- Given problem
Reproduce all entries precisely as they are written.
================================
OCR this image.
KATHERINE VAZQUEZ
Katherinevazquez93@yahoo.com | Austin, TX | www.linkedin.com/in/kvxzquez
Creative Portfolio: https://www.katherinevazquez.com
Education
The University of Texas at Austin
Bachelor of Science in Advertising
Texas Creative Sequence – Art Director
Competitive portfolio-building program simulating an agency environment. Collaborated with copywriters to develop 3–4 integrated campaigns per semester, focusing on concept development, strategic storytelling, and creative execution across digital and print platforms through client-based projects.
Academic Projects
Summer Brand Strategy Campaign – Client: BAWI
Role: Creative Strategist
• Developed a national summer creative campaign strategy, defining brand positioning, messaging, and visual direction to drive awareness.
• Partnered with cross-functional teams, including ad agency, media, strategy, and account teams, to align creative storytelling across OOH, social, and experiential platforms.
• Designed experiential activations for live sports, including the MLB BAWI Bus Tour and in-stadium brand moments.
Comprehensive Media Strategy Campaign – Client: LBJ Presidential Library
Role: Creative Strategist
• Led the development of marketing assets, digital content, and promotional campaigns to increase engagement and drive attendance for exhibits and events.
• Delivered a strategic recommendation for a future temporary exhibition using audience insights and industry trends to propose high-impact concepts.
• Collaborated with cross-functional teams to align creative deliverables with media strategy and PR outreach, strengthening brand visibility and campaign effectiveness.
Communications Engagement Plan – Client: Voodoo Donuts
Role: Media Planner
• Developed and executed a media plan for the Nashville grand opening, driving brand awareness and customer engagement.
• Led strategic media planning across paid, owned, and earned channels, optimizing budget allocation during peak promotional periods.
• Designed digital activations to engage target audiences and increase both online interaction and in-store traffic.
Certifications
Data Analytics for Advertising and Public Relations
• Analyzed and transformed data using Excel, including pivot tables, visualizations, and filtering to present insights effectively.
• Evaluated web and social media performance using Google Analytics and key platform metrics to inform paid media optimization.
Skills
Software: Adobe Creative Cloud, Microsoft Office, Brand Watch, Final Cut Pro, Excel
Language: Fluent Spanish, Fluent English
================================
- Full response
OCR this image.
KATHERINE VAZQUEZ
Katherinevazquez93@yahoo.com | Austin, TX | www.linkedin.com/in/kvxzquez
Creative Portfolio: https://www.katherinevazquez.com
Education
The University of Texas at Austin
Bachelor of Science in Advertising
Texas Creative Sequence – Art Director
Competitive portfolio-building program simulating an agency environment. Collaborated with copywriters to develop 3–4 integrated campaigns per semester, focusing on concept development, strategic storytelling, and creative execution across digital and print platforms through client-based projects.
Academic Projects
Summer Brand Strategy Campaign – Client: BAWI
Role: Creative Strategist
• Developed a national summer creative campaign strategy, defining brand positioning, messaging, and visual direction to drive awareness.
• Partnered with cross-functional teams, including ad agency, media, strategy, and account teams, to align creative storytelling across OOH, social, and experiential platforms.
• Designed experiential activations for live sports, including the MLB BAWI Bus Tour and in-stadium brand moments.
Comprehensive Media Strategy Campaign – Client: LBJ Presidential Library
Role: Creative Strategist
• Led the development of marketing assets, digital content, and promotional campaigns to increase engagement and drive attendance for exhibits and events.
• Delivered a strategic recommendation for a future temporary exhibition using audience insights and industry trends to propose high-impact concepts.
• Collaborated with cross-functional teams to align creative deliverables with media strategy and PR outreach, strengthening brand visibility and campaign effectiveness.
Communications Engagement Plan – Client: Voodoo Donuts
Role: Media Planner
• Developed and executed a media plan for the Nashville grand opening, driving brand awareness and customer engagement.
• Led strategic media planning across paid, owned, and earned channels, optimizing budget allocation during peak promotional periods.
• Designed digital activations to engage target audiences and increase both online interaction and in-store traffic.
Certifications
Data Analytics for Advertising and Public Relations
• Analyzed and transformed data using Excel, including pivot tables, visualizations, and filtering to present insights effectively.
• Evaluated web and social media performance using Google Analytics and key platform metrics to inform paid media optimization.
Skills
Software: Adobe Creative Cloud, Microsoft Office, Brand Watch, Final Cut Pro, Excel
Language: Fluent Spanish, Fluent English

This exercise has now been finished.